**SOURCE EXTRACT:**
Content starts

After the Japanese attack on Pearl Harbor on December 7, 1941, which he called a "date which will live in infamy", he made war on Japan and Germany. Assisted by his top aide Harry Hopkins, and with very strong national support, he worked closely with British Prime Minister Winston Churchill and Soviet leader Joseph Stalin in leading the Allies against Nazi Germany, Fascist Italy and Imperial Japan in World War II. He supervised the mobilization of the U.S. economy to support the war effort, and also ordered the internment of 100,000 Japanese American civilians. As an active military leader, Roosevelt implemented a war strategy on two fronts that ended in the defeat of the Axis Powers and the development of the world's first nuclear bomb (commonly called the atom bomb at the time). His work also influenced the later creation of the United Nations and Bretton Woods. During the war, unemployment dropped to 2%, relief programs largely ended, and the industrial economy grew rapidly to new heights as millions of people moved to wartime factory jobs or entered military service.
Roosevelt had attended the Yalta Conference two months earlier, where he was reported to be in poor health. Lord Moran, Winston Churchill's physician, said of Roosevelt's health: "He is a very sick man. He has all the symptoms of hardening of the arteries of the brain in an advanced stage, so that I give him only a few months to live". Lord Moran was spot on in his prediction.
On March 29, 1945, Roosevelt went to Warm Springs, Georgia, a community famous for its spas. Roosevelt had a home there which was referred to as his "Little White House". He went there to rest before his anticipated appearance at the founding conference of the United Nations. It was rumored that he was considering resigning from the presidency to become the first Secretary General of the United Nations.
On the afternoon of April 12, while sitting for a portrait, Roosevelt said, "I have a terrific pain in the back of my head." He then slumped forward in his chair, unconscious, and was carried into his bedroom. The president's attending cardiologist, Dr. Howard Bruenn, diagnosed a massive cerebral hemorrhage (stroke) and Roosevelt at 3:35 pm that day, Roosevelt died.
At the time he died, Roosevelt had been sitting for a portrait painted by the artist Elizabeth Shoumatoff. That portrait is now famously known as the "Unfinished Portrait of FDR". In his later years at the White House, Roosevelt was increasingly overworked and his daughter Anna Roosevelt Boettiger had moved into the White House to provide her father support and she had been at Warm Springs with him when he died, Anna had also arranged for her father to meet with his former mistress, Lucy Mercer Rutherfurd. The artist Shoumatoff, who maintained close friendships with both Roosevelt and Mercer, rushed Mercer away to avoid negative publicity and implications of infidelity.

Content ends

**ENTRIES SUPPLIED:**
Content starts

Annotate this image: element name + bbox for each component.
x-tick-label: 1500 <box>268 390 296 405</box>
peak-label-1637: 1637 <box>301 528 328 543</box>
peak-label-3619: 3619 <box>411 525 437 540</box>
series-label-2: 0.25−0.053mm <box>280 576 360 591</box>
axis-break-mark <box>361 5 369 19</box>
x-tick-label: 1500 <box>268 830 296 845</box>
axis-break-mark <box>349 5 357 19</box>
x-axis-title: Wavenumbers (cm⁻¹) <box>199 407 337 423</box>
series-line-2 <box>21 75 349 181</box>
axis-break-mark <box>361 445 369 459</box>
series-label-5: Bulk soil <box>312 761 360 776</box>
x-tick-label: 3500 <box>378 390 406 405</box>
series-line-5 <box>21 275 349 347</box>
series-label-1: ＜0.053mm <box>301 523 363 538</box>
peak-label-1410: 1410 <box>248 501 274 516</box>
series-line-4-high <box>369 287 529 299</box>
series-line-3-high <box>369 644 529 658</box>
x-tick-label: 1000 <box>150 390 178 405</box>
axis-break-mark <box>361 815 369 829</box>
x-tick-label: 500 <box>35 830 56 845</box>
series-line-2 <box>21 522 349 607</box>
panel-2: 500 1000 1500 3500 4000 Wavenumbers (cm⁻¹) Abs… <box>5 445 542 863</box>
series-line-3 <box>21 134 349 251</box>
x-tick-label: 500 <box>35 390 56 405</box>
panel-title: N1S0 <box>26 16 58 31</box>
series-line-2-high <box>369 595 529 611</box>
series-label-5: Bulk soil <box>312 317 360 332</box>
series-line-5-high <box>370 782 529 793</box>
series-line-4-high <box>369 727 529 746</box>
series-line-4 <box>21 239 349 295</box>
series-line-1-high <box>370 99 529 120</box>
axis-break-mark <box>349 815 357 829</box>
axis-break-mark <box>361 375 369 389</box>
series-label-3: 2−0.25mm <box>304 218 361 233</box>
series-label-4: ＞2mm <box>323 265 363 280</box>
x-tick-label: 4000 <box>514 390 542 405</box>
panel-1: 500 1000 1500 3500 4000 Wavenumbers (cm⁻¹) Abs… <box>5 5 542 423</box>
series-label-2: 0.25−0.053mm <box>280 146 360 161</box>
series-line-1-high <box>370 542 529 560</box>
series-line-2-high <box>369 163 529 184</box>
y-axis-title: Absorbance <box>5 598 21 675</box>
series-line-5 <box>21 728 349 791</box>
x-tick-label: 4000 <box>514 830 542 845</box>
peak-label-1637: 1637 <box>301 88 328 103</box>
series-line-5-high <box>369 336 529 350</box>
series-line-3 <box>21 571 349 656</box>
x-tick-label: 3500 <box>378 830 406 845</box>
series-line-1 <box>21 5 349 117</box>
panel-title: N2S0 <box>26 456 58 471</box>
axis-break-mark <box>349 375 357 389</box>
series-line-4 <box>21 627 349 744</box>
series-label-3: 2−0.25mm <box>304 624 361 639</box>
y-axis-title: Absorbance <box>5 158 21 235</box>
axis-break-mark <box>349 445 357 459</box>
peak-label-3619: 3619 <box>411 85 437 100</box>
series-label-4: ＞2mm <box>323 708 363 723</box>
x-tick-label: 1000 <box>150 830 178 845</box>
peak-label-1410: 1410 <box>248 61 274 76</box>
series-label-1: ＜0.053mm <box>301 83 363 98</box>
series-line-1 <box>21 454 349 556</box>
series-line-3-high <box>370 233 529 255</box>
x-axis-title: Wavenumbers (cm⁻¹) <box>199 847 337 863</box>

Content ends

**USING THE INFORMATION:**
[A] In the passage on Roosevelt, which artist was painting his portrait when he died?
[B] Extract the part of the Roosevelt passage starting at "On the afternoon" and ending at "day, Roosevelt died.".
Answer from the text alone, without using the records.

**SOLUTIONS TO THE PROBLEMS:**
[A] Elizabeth Shoumatoff

[B]
On the afternoon of April 12, while sitting for a portrait, Roosevelt said, "I have a terrific pain in the back of my head." He then slumped forward in his chair, unconscious, and was carried into his bedroom. The president's attending cardiologist, Dr. Howard Bruenn, diagnosed a massive cerebral hemorrhage (stroke) and Roosevelt at 3:35 pm that day, Roosevelt died.